--- START OF ROWS ---
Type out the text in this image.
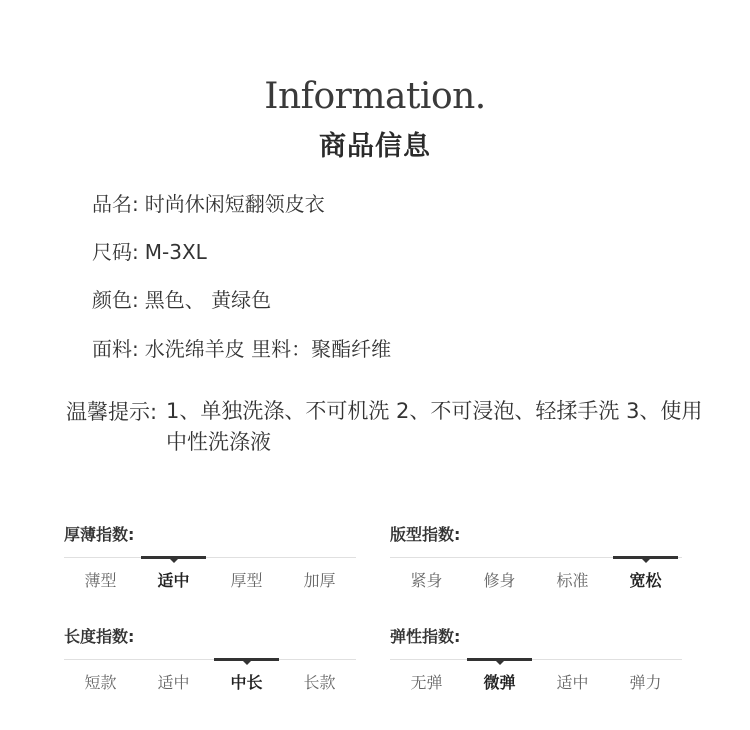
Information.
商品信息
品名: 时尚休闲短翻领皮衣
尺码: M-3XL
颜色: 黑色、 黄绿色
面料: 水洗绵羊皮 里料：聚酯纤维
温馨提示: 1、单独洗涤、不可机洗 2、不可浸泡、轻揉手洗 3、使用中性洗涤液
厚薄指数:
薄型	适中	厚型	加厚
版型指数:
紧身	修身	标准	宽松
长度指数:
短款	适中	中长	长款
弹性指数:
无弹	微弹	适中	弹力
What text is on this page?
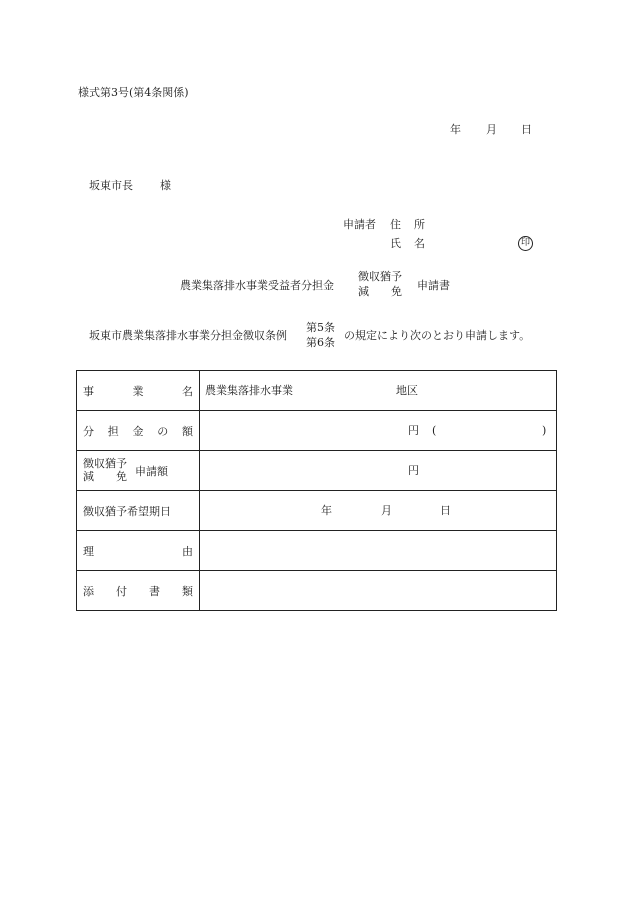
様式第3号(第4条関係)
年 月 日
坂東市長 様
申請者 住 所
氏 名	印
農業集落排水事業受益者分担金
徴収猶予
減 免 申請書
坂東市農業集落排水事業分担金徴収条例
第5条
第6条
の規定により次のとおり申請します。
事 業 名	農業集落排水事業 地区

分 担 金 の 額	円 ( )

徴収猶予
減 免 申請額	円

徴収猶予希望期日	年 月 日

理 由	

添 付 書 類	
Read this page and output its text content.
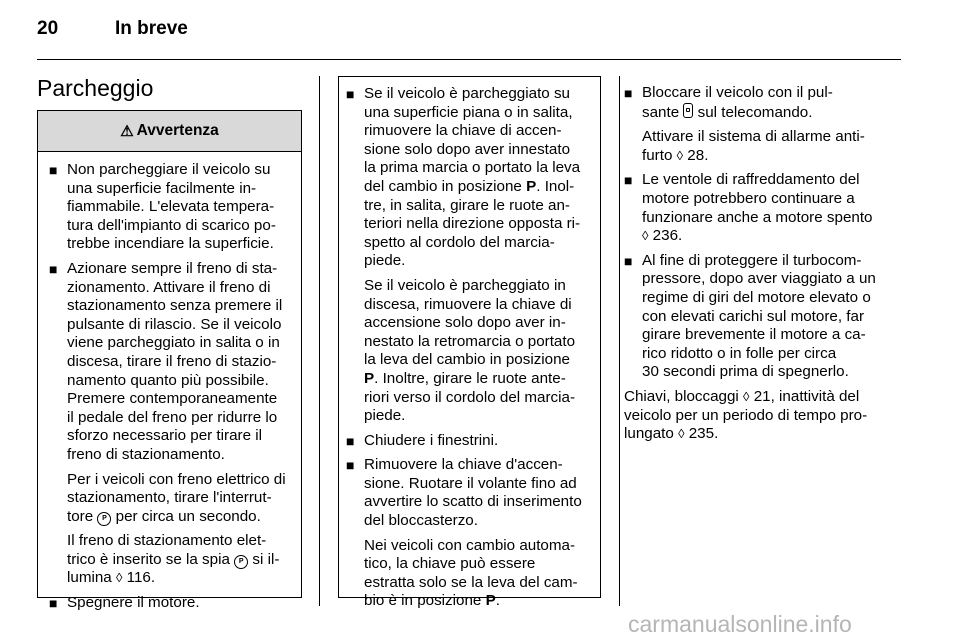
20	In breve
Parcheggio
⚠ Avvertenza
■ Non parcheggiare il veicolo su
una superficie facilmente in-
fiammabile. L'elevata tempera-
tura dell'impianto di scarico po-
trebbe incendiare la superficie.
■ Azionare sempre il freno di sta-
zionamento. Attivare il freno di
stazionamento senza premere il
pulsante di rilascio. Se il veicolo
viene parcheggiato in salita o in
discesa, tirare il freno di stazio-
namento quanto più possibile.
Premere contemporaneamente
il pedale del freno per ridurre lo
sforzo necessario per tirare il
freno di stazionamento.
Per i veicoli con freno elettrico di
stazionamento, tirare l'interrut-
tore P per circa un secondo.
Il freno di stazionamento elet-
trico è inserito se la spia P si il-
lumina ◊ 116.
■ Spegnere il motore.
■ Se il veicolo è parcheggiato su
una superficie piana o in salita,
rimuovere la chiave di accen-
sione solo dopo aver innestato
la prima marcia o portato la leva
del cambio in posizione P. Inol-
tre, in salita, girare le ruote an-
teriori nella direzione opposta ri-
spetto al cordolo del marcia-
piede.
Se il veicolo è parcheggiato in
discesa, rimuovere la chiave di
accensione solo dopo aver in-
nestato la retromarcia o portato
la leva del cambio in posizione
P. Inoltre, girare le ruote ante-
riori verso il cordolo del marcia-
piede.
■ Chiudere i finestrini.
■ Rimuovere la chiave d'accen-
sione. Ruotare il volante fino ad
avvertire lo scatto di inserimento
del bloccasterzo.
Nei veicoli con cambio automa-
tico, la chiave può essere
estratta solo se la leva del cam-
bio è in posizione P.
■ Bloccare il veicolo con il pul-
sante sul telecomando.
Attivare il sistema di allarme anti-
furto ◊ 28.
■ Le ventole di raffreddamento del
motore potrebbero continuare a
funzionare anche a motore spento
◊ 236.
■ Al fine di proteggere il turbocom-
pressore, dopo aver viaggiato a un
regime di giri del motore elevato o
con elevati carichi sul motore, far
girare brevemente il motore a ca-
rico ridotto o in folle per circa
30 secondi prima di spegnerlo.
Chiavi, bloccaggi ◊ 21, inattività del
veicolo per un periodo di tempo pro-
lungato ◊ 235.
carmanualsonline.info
--- END OF ROWS ---
WORK TO BE COMPLETED -
Report how many lines of the records above contain the word "text", and give only that number.

WRITTEN REPLY -
3